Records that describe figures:
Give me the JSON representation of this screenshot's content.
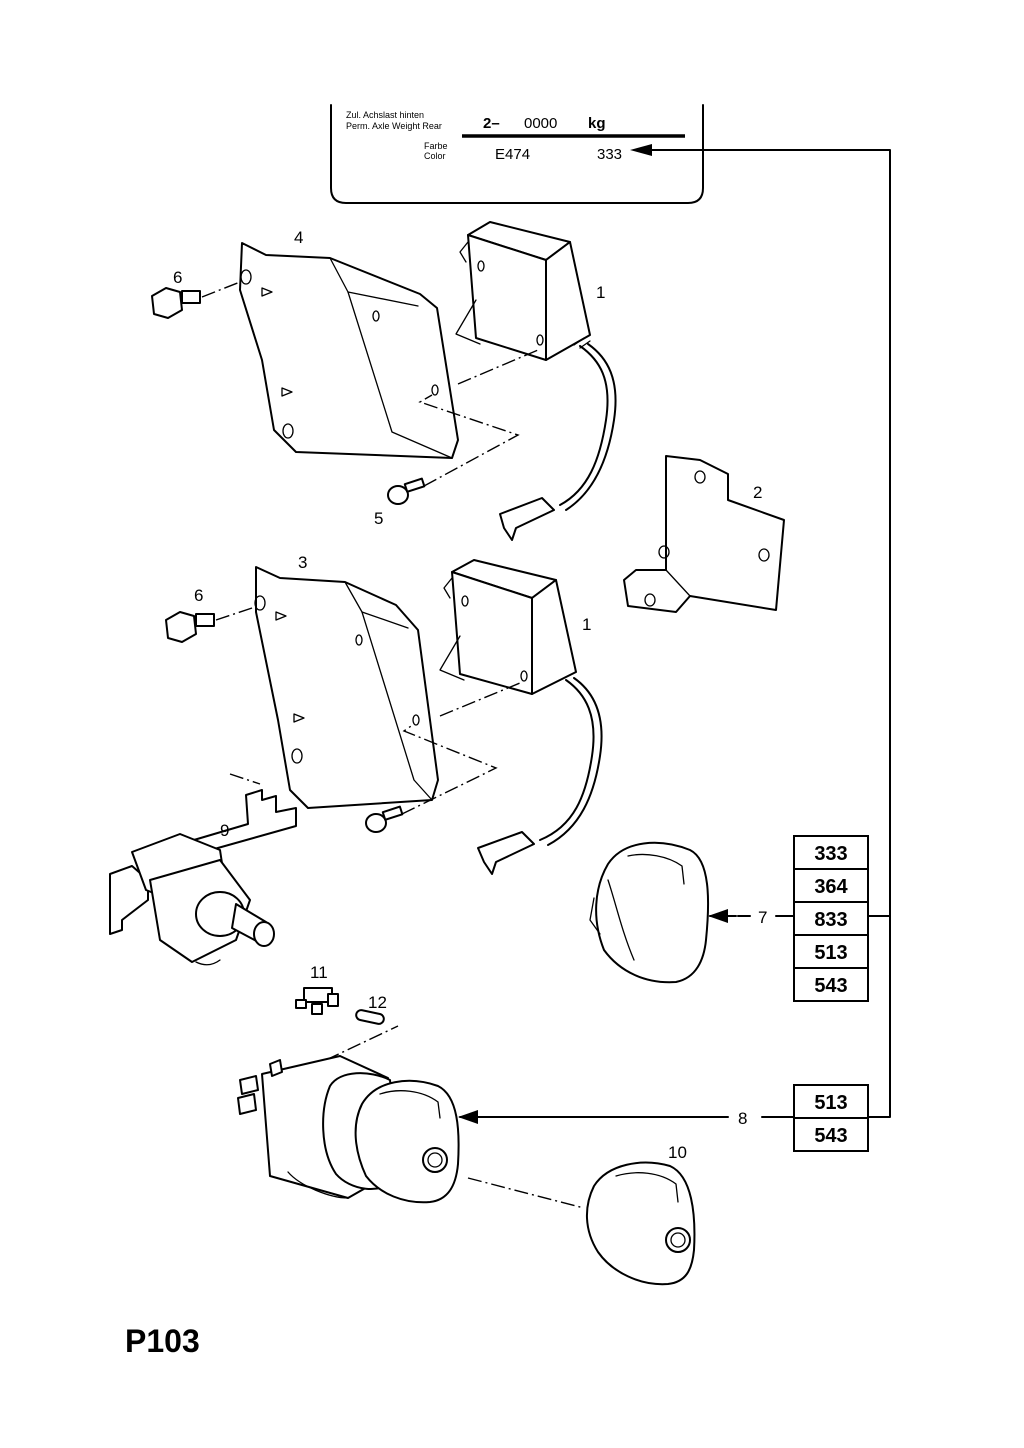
{
  "page_code": "P103",
  "plate": {
    "row1_label_de": "Zul. Achslast hinten",
    "row1_label_en": "Perm. Axle Weight Rear",
    "row1_prefix": "2–",
    "row1_value": "0000",
    "row1_unit": "kg",
    "row2_label_de": "Farbe",
    "row2_label_en": "Color",
    "row2_code": "E474",
    "row2_value": "333"
  },
  "callouts": {
    "c1a": "1",
    "c1b": "1",
    "c2": "2",
    "c3": "3",
    "c4": "4",
    "c5": "5",
    "c6a": "6",
    "c6b": "6",
    "c7": "7",
    "c8": "8",
    "c9": "9",
    "c10": "10",
    "c11": "11",
    "c12": "12"
  },
  "code_table_7": [
    "333",
    "364",
    "833",
    "513",
    "543"
  ],
  "code_table_8": [
    "513",
    "543"
  ]
}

**GIVEN REQUEST**
Print all of the entries word for word. Skip any images they contain.

**COMPLETE ANSWER**
Give me the JSON representation of this screenshot's content.
{
  "page_code": "P103",
  "plate": {
    "row1_label_de": "Zul. Achslast hinten",
    "row1_label_en": "Perm. Axle Weight Rear",
    "row1_prefix": "2–",
    "row1_value": "0000",
    "row1_unit": "kg",
    "row2_label_de": "Farbe",
    "row2_label_en": "Color",
    "row2_code": "E474",
    "row2_value": "333"
  },
  "callouts": {
    "c1a": "1",
    "c1b": "1",
    "c2": "2",
    "c3": "3",
    "c4": "4",
    "c5": "5",
    "c6a": "6",
    "c6b": "6",
    "c7": "7",
    "c8": "8",
    "c9": "9",
    "c10": "10",
    "c11": "11",
    "c12": "12"
  },
  "code_table_7": [
    "333",
    "364",
    "833",
    "513",
    "543"
  ],
  "code_table_8": [
    "513",
    "543"
  ]
}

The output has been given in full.